* _WRITTEN TASK_
Using the listing below, please gather every line containing the word "Attempt".

* _ENTRIES SUPPLIED_
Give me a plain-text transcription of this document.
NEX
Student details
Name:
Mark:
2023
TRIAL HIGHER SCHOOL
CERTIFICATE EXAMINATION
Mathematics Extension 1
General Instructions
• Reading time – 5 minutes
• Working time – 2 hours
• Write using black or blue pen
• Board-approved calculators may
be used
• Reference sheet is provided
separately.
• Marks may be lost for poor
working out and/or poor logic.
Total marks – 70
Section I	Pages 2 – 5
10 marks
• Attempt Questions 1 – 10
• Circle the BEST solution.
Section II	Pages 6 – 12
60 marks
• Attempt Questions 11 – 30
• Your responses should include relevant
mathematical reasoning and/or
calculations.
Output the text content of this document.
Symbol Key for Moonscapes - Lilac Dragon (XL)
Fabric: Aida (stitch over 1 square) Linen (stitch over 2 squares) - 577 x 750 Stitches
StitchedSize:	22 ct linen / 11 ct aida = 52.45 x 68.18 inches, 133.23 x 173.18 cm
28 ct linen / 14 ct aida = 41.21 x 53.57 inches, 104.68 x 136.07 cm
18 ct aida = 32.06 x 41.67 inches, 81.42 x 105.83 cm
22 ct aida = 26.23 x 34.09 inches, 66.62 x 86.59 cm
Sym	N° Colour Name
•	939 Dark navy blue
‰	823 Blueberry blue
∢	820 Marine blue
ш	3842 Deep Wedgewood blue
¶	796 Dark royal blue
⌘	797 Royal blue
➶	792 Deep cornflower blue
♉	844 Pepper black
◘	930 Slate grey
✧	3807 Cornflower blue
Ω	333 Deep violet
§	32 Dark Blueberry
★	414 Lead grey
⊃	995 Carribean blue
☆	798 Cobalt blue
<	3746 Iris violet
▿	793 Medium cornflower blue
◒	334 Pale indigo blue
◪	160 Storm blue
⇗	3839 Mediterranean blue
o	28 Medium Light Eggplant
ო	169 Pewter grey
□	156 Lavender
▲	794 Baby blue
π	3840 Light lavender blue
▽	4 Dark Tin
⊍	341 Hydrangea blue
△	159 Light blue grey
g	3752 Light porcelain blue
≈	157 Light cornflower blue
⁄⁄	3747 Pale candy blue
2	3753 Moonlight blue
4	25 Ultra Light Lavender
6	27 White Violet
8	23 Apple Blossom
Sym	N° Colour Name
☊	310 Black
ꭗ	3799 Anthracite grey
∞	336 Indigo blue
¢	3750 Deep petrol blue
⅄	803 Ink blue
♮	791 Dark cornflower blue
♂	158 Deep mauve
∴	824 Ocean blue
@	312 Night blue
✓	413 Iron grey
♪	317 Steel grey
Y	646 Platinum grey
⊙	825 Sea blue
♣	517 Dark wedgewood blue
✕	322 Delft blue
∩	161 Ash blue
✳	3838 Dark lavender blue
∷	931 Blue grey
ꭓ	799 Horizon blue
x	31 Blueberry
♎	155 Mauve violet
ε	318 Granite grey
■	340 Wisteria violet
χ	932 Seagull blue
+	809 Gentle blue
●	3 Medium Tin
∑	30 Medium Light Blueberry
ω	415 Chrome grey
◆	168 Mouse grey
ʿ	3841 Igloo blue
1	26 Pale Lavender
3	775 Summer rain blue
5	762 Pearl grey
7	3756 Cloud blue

* _EXERCISE OUTPUT_
• Attempt Questions 1 – 10
• Attempt Questions 11 – 30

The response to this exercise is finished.